[Layout coordinate data]

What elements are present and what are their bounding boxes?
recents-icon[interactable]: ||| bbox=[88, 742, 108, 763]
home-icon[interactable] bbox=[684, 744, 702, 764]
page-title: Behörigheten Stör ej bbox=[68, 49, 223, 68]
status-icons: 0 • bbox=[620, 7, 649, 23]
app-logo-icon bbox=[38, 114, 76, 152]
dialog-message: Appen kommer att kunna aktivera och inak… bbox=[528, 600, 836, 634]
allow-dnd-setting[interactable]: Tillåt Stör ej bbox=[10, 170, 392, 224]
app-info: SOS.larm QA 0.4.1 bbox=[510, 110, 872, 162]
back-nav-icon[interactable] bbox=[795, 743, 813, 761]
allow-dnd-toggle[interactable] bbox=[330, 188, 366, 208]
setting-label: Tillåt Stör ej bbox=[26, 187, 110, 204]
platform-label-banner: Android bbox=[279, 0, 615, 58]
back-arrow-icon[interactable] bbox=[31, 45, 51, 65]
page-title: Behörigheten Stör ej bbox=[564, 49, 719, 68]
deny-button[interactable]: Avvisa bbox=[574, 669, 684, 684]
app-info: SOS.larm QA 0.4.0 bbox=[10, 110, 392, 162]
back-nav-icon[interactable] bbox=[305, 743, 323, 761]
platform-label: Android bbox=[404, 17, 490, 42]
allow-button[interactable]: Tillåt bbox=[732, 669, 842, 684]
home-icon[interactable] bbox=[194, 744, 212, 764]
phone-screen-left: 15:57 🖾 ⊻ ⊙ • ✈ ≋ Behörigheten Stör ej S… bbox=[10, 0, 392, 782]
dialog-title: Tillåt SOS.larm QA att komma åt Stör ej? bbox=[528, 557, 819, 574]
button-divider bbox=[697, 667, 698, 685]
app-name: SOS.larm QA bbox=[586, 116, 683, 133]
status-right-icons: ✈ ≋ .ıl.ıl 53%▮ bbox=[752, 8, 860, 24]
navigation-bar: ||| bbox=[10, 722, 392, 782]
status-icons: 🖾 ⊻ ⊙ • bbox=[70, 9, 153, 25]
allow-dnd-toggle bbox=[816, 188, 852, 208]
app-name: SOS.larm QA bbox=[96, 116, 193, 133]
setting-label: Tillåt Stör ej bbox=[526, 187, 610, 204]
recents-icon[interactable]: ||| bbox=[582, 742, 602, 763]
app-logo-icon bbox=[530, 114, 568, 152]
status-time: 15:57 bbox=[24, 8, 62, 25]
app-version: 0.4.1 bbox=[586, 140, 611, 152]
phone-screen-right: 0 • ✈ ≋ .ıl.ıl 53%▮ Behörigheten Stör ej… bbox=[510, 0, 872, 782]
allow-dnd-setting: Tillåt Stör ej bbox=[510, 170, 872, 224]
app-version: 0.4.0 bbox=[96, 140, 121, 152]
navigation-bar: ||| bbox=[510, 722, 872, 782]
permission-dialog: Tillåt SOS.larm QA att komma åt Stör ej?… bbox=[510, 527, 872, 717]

Task objective: Reproduce every line of the data above verbatim, keeping the original order and all characters unchanged.

Task solution:
What elements are present and what are their bounding boxes?
recents-icon[interactable]: ||| bbox=[88, 742, 108, 763]
home-icon[interactable] bbox=[684, 744, 702, 764]
page-title: Behörigheten Stör ej bbox=[68, 49, 223, 68]
status-icons: 0 • bbox=[620, 7, 649, 23]
app-logo-icon bbox=[38, 114, 76, 152]
dialog-message: Appen kommer att kunna aktivera och inak… bbox=[528, 600, 836, 634]
allow-dnd-setting[interactable]: Tillåt Stör ej bbox=[10, 170, 392, 224]
app-info: SOS.larm QA 0.4.1 bbox=[510, 110, 872, 162]
back-nav-icon[interactable] bbox=[795, 743, 813, 761]
allow-dnd-toggle[interactable] bbox=[330, 188, 366, 208]
setting-label: Tillåt Stör ej bbox=[26, 187, 110, 204]
platform-label-banner: Android bbox=[279, 0, 615, 58]
back-arrow-icon[interactable] bbox=[31, 45, 51, 65]
page-title: Behörigheten Stör ej bbox=[564, 49, 719, 68]
deny-button[interactable]: Avvisa bbox=[574, 669, 684, 684]
app-info: SOS.larm QA 0.4.0 bbox=[10, 110, 392, 162]
back-nav-icon[interactable] bbox=[305, 743, 323, 761]
platform-label: Android bbox=[404, 17, 490, 42]
allow-button[interactable]: Tillåt bbox=[732, 669, 842, 684]
home-icon[interactable] bbox=[194, 744, 212, 764]
phone-screen-left: 15:57 🖾 ⊻ ⊙ • ✈ ≋ Behörigheten Stör ej S… bbox=[10, 0, 392, 782]
dialog-title: Tillåt SOS.larm QA att komma åt Stör ej? bbox=[528, 557, 819, 574]
button-divider bbox=[697, 667, 698, 685]
app-name: SOS.larm QA bbox=[586, 116, 683, 133]
status-right-icons: ✈ ≋ .ıl.ıl 53%▮ bbox=[752, 8, 860, 24]
navigation-bar: ||| bbox=[10, 722, 392, 782]
status-icons: 🖾 ⊻ ⊙ • bbox=[70, 9, 153, 25]
allow-dnd-toggle bbox=[816, 188, 852, 208]
app-name: SOS.larm QA bbox=[96, 116, 193, 133]
setting-label: Tillåt Stör ej bbox=[526, 187, 610, 204]
recents-icon[interactable]: ||| bbox=[582, 742, 602, 763]
app-logo-icon bbox=[530, 114, 568, 152]
status-time: 15:57 bbox=[24, 8, 62, 25]
app-version: 0.4.1 bbox=[586, 140, 611, 152]
phone-screen-right: 0 • ✈ ≋ .ıl.ıl 53%▮ Behörigheten Stör ej… bbox=[510, 0, 872, 782]
allow-dnd-setting: Tillåt Stör ej bbox=[510, 170, 872, 224]
app-version: 0.4.0 bbox=[96, 140, 121, 152]
navigation-bar: ||| bbox=[510, 722, 872, 782]
permission-dialog: Tillåt SOS.larm QA att komma åt Stör ej?… bbox=[510, 527, 872, 717]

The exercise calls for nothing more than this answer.